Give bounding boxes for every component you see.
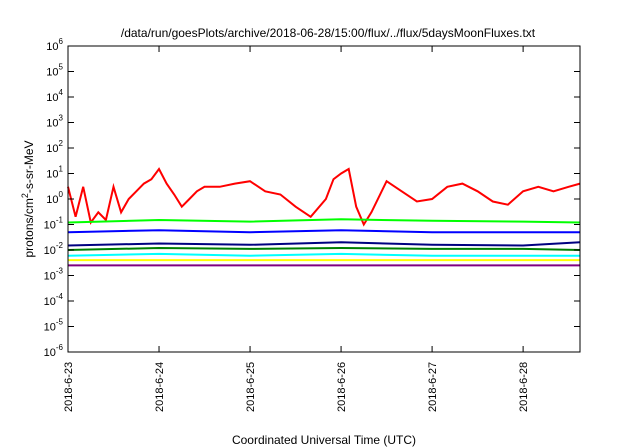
y-axis-title: protons/cm2-s-sr-MeV	[20, 140, 36, 257]
x-tick-label: 2018-6-28	[518, 362, 530, 412]
series-line-5	[67, 246, 581, 251]
x-tick-label: 2018-6-24	[154, 362, 166, 412]
y-tick-label: 10-6	[44, 343, 64, 359]
ticks-layer: 10-6 10-5 10-4 10-3 10-2 10-1 100 101 102 103 104 1…	[44, 37, 580, 412]
y-tick-label: 100	[46, 190, 63, 206]
chart-title: /data/run/goesPlots/archive/2018-06-28/1…	[121, 26, 536, 40]
y-tick-label: 105	[46, 63, 63, 79]
x-tick-label: 2018-6-26	[336, 362, 348, 412]
y-tick-label: 10-5	[44, 318, 64, 334]
series-layer	[67, 167, 581, 267]
x-tick-label: 2018-6-27	[427, 362, 439, 412]
series-line-4	[67, 252, 580, 257]
y-tick-label: 103	[46, 114, 63, 130]
y-tick-label: 101	[46, 165, 63, 181]
y-tick-label: 10-1	[44, 216, 64, 232]
x-tick-label: 2018-6-23	[63, 362, 75, 412]
y-tick-label: 102	[46, 139, 63, 155]
y-tick-label: 10-3	[44, 267, 64, 283]
y-axis-label: protons/cm2-s-sr-MeV	[20, 140, 36, 257]
series-line-6	[67, 241, 581, 247]
x-tick-label: 2018-6-25	[245, 362, 257, 412]
series-line-3	[67, 229, 580, 234]
y-tick-label: 106	[46, 37, 63, 53]
y-tick-label: 10-2	[44, 241, 64, 257]
y-tick-label: 104	[46, 88, 63, 104]
y-tick-label: 10-4	[44, 292, 64, 308]
series-line-1	[67, 167, 581, 227]
x-axis-label: Coordinated Universal Time (UTC)	[232, 433, 416, 447]
plot-frame	[67, 45, 581, 353]
series-line-2	[67, 218, 581, 224]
◇ ◇ ◇ ◇
### [WHAT THIS TASK INVOLVES]
Please copy the entries above word for word, leaving out the pictures.

### [TASK RESPONSE]
Give bounding boxes for every component you see.
y-axis-title: protons/cm2-s-sr-MeV	[20, 140, 36, 257]
x-tick-label: 2018-6-28	[518, 362, 530, 412]
series-line-5	[67, 246, 581, 251]
x-tick-label: 2018-6-24	[154, 362, 166, 412]
y-tick-label: 10-6	[44, 343, 64, 359]
ticks-layer: 10-6 10-5 10-4 10-3 10-2 10-1 100 101 102 103 104 1…	[44, 37, 580, 412]
y-tick-label: 100	[46, 190, 63, 206]
chart-title: /data/run/goesPlots/archive/2018-06-28/1…	[121, 26, 536, 40]
y-tick-label: 105	[46, 63, 63, 79]
x-tick-label: 2018-6-26	[336, 362, 348, 412]
y-tick-label: 10-5	[44, 318, 64, 334]
series-layer	[67, 167, 581, 267]
x-tick-label: 2018-6-27	[427, 362, 439, 412]
series-line-4	[67, 252, 580, 257]
y-tick-label: 103	[46, 114, 63, 130]
y-tick-label: 101	[46, 165, 63, 181]
y-tick-label: 10-1	[44, 216, 64, 232]
x-tick-label: 2018-6-23	[63, 362, 75, 412]
y-tick-label: 102	[46, 139, 63, 155]
y-tick-label: 10-3	[44, 267, 64, 283]
y-axis-label: protons/cm2-s-sr-MeV	[20, 140, 36, 257]
series-line-6	[67, 241, 581, 247]
x-tick-label: 2018-6-25	[245, 362, 257, 412]
series-line-3	[67, 229, 580, 234]
y-tick-label: 106	[46, 37, 63, 53]
y-tick-label: 10-2	[44, 241, 64, 257]
y-tick-label: 104	[46, 88, 63, 104]
y-tick-label: 10-4	[44, 292, 64, 308]
series-line-1	[67, 167, 581, 227]
x-axis-label: Coordinated Universal Time (UTC)	[232, 433, 416, 447]
plot-frame	[67, 45, 581, 353]
series-line-2	[67, 218, 581, 224]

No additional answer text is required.